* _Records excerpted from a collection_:

○ ○ ○ ○ ○

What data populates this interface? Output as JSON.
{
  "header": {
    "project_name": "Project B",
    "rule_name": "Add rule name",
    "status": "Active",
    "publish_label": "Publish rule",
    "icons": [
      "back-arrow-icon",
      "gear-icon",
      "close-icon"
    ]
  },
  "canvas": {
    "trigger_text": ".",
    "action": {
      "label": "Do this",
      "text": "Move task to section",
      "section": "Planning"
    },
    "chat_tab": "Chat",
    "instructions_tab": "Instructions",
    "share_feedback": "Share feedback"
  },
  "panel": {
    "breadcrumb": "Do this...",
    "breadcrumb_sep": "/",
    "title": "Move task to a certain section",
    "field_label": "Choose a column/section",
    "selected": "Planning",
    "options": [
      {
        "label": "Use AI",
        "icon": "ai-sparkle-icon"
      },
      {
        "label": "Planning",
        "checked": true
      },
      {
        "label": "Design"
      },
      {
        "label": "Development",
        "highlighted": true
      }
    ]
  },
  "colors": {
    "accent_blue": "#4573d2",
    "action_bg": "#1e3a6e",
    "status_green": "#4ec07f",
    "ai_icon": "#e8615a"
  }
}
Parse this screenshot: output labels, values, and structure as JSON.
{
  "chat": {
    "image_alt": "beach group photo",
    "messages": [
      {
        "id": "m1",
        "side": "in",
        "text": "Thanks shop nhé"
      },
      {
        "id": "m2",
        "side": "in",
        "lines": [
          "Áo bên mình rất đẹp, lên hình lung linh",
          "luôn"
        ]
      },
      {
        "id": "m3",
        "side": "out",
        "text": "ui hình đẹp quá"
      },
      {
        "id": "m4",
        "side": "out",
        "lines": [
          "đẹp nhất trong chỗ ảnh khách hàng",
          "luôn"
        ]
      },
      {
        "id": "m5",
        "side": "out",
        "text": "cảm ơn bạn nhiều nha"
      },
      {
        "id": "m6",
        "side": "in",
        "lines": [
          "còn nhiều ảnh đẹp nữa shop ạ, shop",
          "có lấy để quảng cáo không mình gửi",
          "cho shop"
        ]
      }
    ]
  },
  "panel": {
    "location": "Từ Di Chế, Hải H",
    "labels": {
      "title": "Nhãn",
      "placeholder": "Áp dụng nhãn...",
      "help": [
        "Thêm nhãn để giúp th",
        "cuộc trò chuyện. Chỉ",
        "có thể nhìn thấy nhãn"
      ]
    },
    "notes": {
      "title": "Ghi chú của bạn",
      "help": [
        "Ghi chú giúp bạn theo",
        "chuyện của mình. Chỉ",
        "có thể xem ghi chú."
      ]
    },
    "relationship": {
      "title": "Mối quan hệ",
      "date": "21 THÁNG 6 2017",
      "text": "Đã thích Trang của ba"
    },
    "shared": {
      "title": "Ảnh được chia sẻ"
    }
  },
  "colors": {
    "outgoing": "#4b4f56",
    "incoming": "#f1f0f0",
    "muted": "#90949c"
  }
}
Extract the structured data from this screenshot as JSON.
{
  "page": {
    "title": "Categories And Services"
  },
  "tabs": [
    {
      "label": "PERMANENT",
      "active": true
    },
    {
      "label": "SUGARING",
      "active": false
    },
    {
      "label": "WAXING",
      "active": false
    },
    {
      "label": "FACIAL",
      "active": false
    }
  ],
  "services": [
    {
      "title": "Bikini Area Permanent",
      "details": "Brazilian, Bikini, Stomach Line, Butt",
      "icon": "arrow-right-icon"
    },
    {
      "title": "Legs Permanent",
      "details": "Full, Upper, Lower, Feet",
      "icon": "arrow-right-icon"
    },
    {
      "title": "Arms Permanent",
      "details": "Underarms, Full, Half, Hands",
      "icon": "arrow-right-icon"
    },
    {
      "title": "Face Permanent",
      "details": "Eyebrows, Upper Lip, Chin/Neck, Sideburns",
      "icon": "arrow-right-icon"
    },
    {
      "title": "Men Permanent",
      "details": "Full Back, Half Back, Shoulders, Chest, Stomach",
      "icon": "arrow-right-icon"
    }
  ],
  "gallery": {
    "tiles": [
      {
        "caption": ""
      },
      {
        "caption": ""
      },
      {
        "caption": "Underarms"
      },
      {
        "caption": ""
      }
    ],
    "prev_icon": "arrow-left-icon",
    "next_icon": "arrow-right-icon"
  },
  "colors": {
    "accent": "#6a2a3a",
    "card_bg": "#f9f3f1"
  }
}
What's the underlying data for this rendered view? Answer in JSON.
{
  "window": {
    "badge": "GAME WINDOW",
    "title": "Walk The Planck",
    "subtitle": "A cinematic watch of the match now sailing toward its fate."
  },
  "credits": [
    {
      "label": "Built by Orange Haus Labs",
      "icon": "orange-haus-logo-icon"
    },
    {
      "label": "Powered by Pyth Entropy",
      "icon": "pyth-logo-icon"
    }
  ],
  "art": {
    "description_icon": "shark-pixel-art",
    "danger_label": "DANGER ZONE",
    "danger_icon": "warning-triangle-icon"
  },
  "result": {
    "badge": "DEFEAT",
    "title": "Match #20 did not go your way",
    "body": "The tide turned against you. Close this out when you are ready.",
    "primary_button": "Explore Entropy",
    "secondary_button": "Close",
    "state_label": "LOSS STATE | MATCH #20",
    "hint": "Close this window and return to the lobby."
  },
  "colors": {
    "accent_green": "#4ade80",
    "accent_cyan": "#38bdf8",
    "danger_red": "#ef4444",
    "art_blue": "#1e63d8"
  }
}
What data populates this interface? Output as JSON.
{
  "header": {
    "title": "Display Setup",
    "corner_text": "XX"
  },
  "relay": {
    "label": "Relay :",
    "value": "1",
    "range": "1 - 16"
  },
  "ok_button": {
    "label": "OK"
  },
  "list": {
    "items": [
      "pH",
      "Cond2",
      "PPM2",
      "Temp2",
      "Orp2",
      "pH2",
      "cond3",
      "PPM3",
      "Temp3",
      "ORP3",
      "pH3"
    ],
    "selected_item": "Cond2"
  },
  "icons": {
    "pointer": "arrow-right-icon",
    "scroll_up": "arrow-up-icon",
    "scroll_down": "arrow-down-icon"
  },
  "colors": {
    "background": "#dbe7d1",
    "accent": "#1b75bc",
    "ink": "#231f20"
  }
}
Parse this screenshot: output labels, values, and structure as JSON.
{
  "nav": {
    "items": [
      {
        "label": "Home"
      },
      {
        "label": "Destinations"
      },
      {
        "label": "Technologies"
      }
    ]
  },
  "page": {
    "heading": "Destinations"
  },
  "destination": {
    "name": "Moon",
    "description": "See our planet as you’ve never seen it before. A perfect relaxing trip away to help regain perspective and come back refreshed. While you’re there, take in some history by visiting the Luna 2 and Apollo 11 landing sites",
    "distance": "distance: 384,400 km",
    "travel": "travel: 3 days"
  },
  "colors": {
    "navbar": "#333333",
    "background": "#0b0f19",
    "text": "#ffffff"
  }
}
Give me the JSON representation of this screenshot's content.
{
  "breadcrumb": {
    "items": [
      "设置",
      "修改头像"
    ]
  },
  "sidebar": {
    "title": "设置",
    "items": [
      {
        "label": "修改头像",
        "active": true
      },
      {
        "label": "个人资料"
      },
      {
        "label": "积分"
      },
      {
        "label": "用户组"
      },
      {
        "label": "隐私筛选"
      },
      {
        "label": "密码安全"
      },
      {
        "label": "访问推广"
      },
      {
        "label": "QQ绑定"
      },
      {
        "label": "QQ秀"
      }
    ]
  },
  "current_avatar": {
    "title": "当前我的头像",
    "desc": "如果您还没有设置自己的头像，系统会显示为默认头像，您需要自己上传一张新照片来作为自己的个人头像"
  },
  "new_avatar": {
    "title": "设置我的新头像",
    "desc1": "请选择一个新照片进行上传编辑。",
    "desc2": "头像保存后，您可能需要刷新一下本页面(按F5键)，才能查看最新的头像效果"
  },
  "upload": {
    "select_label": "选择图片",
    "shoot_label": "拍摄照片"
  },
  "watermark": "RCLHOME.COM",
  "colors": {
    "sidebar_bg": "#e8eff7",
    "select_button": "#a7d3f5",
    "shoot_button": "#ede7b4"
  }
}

○ ○ ○ ○ ○

* _Aim of the task_: Determine how many lines of the listing hold the word "data" and reply with that figure alone.

* _The completed task_: 4